> GIVEN REQUEST: Copy the data below, changing each "bio-line" to "bio-text" and keeping everything else the same. Leave the pictures out.

> DATASET EXTRACT:
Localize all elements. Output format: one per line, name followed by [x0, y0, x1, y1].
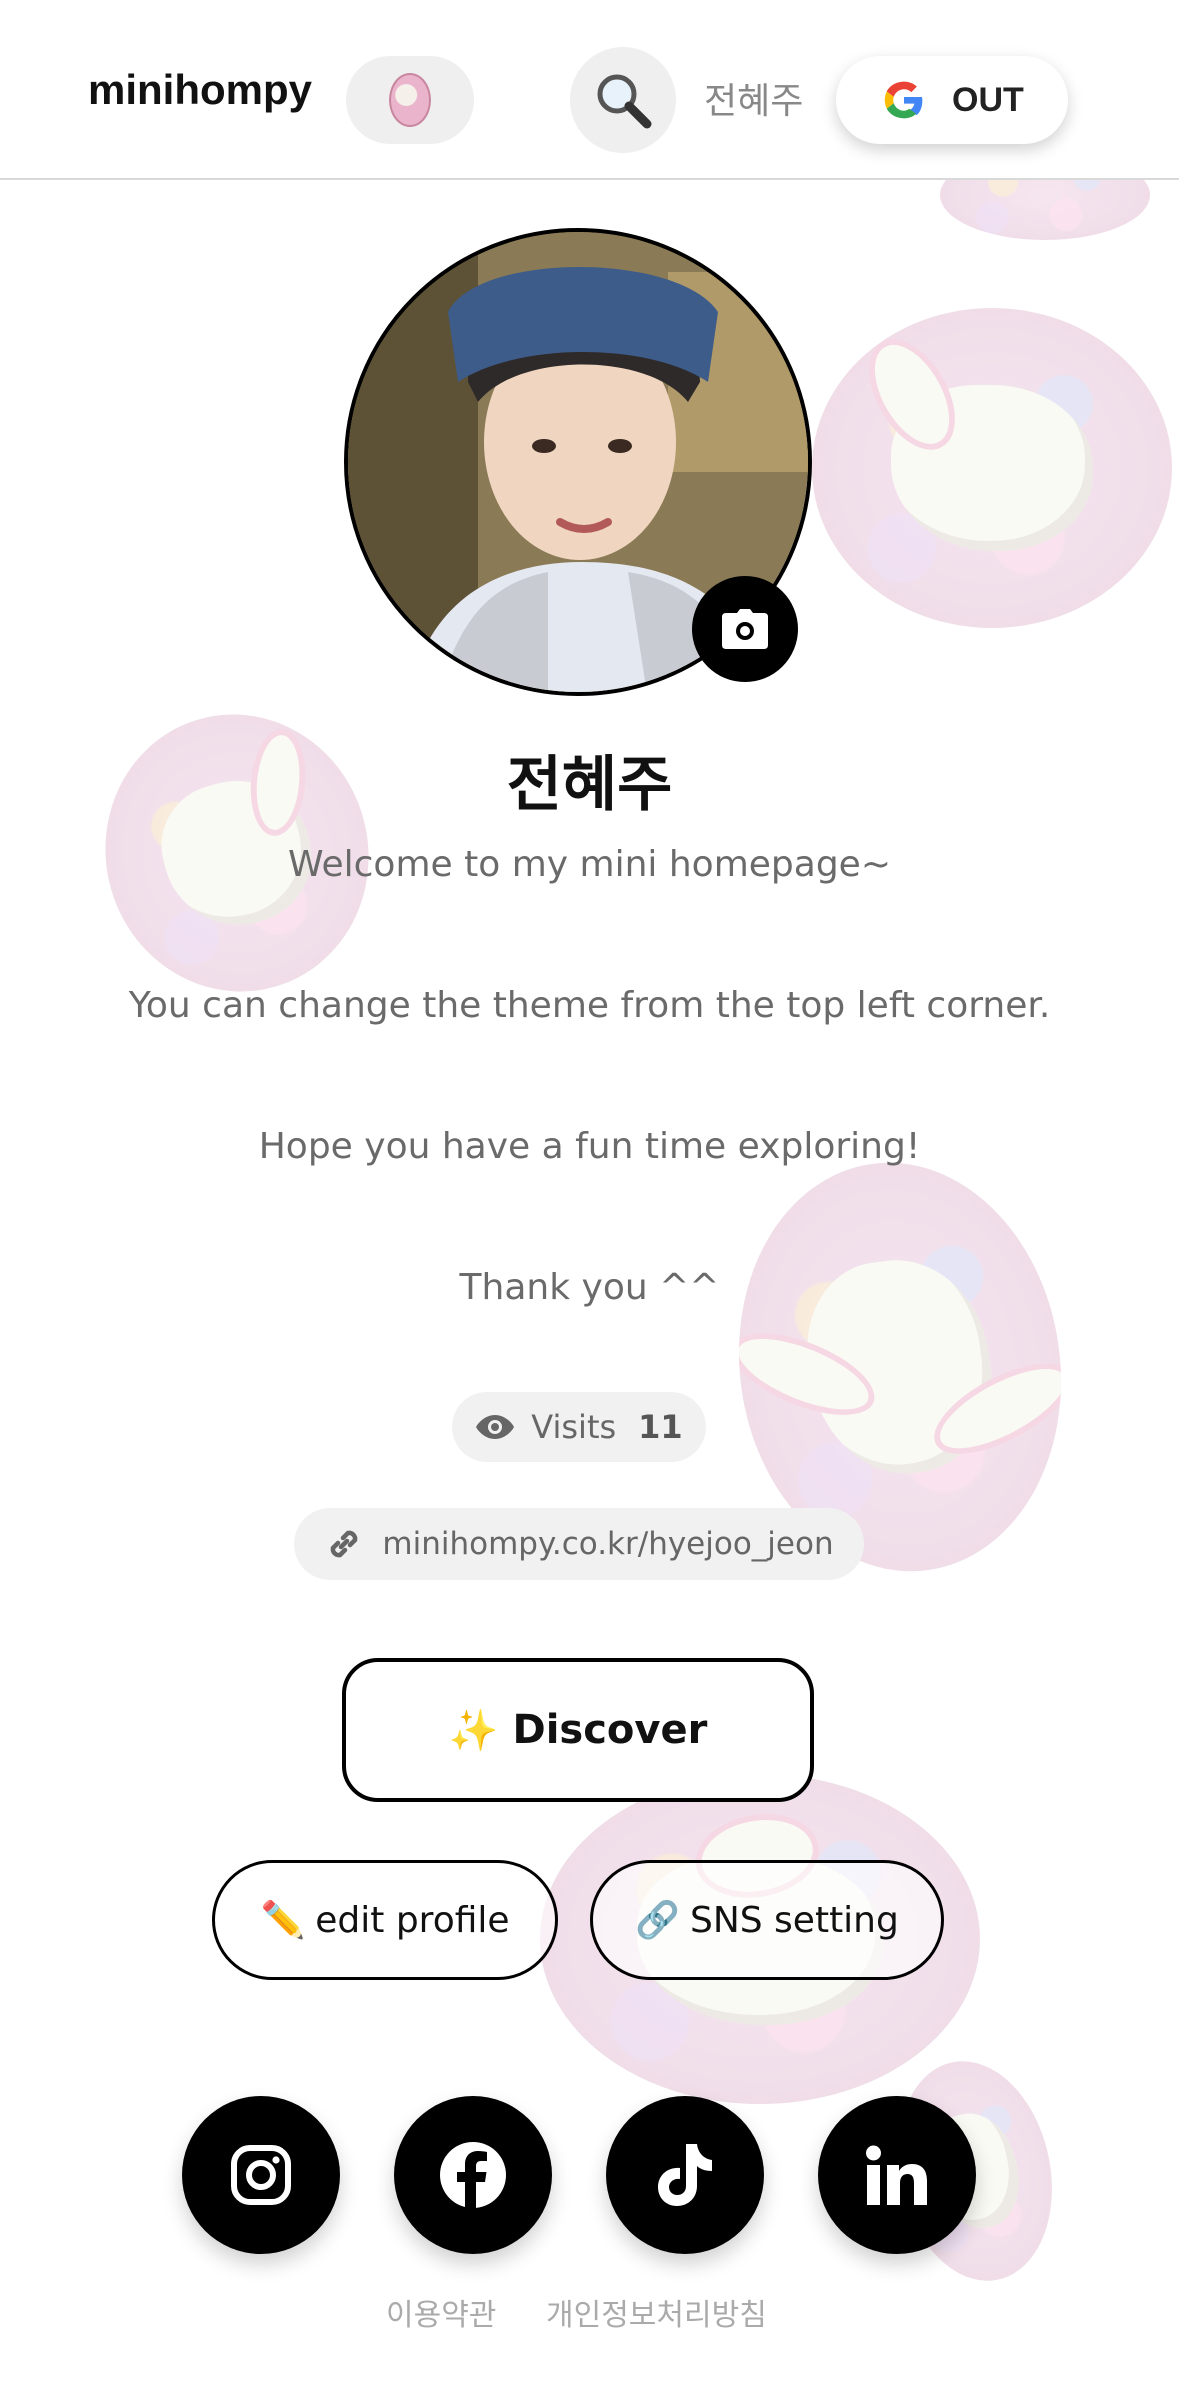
facebook-button[interactable] [394, 2096, 552, 2254]
logout-button[interactable]: OUT [836, 56, 1068, 144]
bio-line: You can change the theme from the top le… [128, 985, 1051, 1026]
profile-url-button[interactable]: minihompy.co.kr/hyejoo_jeon [294, 1508, 864, 1580]
profile-url-text: minihompy.co.kr/hyejoo_jeon [382, 1526, 834, 1562]
terms-link[interactable]: 이용약관 [386, 2290, 496, 2334]
eye-icon [476, 1415, 515, 1439]
tiktok-button[interactable] [606, 2096, 764, 2254]
link-icon [331, 1530, 358, 1558]
decorative-egg [812, 308, 1172, 628]
change-photo-button[interactable] [692, 576, 798, 682]
instagram-button[interactable] [182, 2096, 340, 2254]
visits-label: Visits [531, 1408, 617, 1446]
visits-badge: Visits 11 [452, 1392, 706, 1462]
linkedin-button[interactable] [818, 2096, 976, 2254]
google-icon [884, 81, 923, 119]
search-button[interactable] [570, 47, 676, 153]
current-user-name: 전혜주 [704, 81, 804, 122]
brand-logo[interactable]: minihompy [88, 66, 312, 114]
edit-profile-button[interactable]: ✏️ edit profile [212, 1860, 558, 1980]
privacy-policy-link[interactable]: 개인정보처리방침 [546, 2290, 767, 2334]
egg-theme-icon [389, 73, 431, 127]
chain-link-icon: 🔗 [635, 1900, 680, 1941]
bio-line: Hope you have a fun time exploring! [258, 1126, 921, 1167]
pencil-icon: ✏️ [260, 1900, 306, 1941]
discover-button[interactable]: ✨ Discover [342, 1658, 814, 1802]
edit-profile-label: edit profile [315, 1899, 510, 1941]
bio-line: Welcome to my mini homepage~ [288, 844, 891, 885]
sparkles-icon: ✨ [448, 1707, 499, 1754]
camera-icon [722, 609, 768, 649]
discover-label: Discover [512, 1707, 708, 1753]
sns-setting-button[interactable]: 🔗 SNS setting [590, 1860, 944, 1980]
sns-setting-label: SNS setting [689, 1899, 899, 1941]
instagram-icon [231, 2145, 291, 2205]
facebook-icon [440, 2142, 506, 2210]
bio-line: Thank you ^^ [459, 1267, 720, 1308]
logout-label: OUT [952, 80, 1024, 119]
visits-count: 11 [638, 1408, 683, 1446]
top-header: minihompy 전혜주 OUT [0, 0, 1179, 180]
linkedin-icon [866, 2145, 927, 2205]
profile-name: 전혜주 [506, 750, 673, 820]
search-icon [597, 74, 652, 129]
tiktok-icon [658, 2144, 712, 2206]
theme-selector-button[interactable] [346, 56, 474, 144]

> FINISHED TASK:
Localize all elements. Output format: one per line, name followed by [x0, y0, x1, y1].
facebook-button[interactable] [394, 2096, 552, 2254]
logout-button[interactable]: OUT [836, 56, 1068, 144]
bio-text: You can change the theme from the top le… [128, 985, 1051, 1026]
profile-url-button[interactable]: minihompy.co.kr/hyejoo_jeon [294, 1508, 864, 1580]
profile-url-text: minihompy.co.kr/hyejoo_jeon [382, 1526, 834, 1562]
terms-link[interactable]: 이용약관 [386, 2290, 496, 2334]
eye-icon [476, 1415, 515, 1439]
tiktok-button[interactable] [606, 2096, 764, 2254]
link-icon [331, 1530, 358, 1558]
decorative-egg [812, 308, 1172, 628]
change-photo-button[interactable] [692, 576, 798, 682]
instagram-button[interactable] [182, 2096, 340, 2254]
visits-label: Visits [531, 1408, 617, 1446]
visits-badge: Visits 11 [452, 1392, 706, 1462]
linkedin-button[interactable] [818, 2096, 976, 2254]
google-icon [884, 81, 923, 119]
search-button[interactable] [570, 47, 676, 153]
current-user-name: 전혜주 [704, 81, 804, 122]
brand-logo[interactable]: minihompy [88, 66, 312, 114]
edit-profile-button[interactable]: ✏️ edit profile [212, 1860, 558, 1980]
privacy-policy-link[interactable]: 개인정보처리방침 [546, 2290, 767, 2334]
egg-theme-icon [389, 73, 431, 127]
chain-link-icon: 🔗 [635, 1900, 680, 1941]
bio-text: Hope you have a fun time exploring! [258, 1126, 921, 1167]
pencil-icon: ✏️ [260, 1900, 306, 1941]
discover-button[interactable]: ✨ Discover [342, 1658, 814, 1802]
edit-profile-label: edit profile [315, 1899, 510, 1941]
bio-text: Welcome to my mini homepage~ [288, 844, 891, 885]
sparkles-icon: ✨ [448, 1707, 499, 1754]
camera-icon [722, 609, 768, 649]
discover-label: Discover [512, 1707, 708, 1753]
sns-setting-button[interactable]: 🔗 SNS setting [590, 1860, 944, 1980]
sns-setting-label: SNS setting [689, 1899, 899, 1941]
instagram-icon [231, 2145, 291, 2205]
facebook-icon [440, 2142, 506, 2210]
bio-text: Thank you ^^ [459, 1267, 720, 1308]
logout-label: OUT [952, 80, 1024, 119]
visits-count: 11 [638, 1408, 683, 1446]
top-header: minihompy 전혜주 OUT [0, 0, 1179, 180]
linkedin-icon [866, 2145, 927, 2205]
profile-name: 전혜주 [506, 750, 673, 820]
search-icon [597, 74, 652, 129]
tiktok-icon [658, 2144, 712, 2206]
theme-selector-button[interactable] [346, 56, 474, 144]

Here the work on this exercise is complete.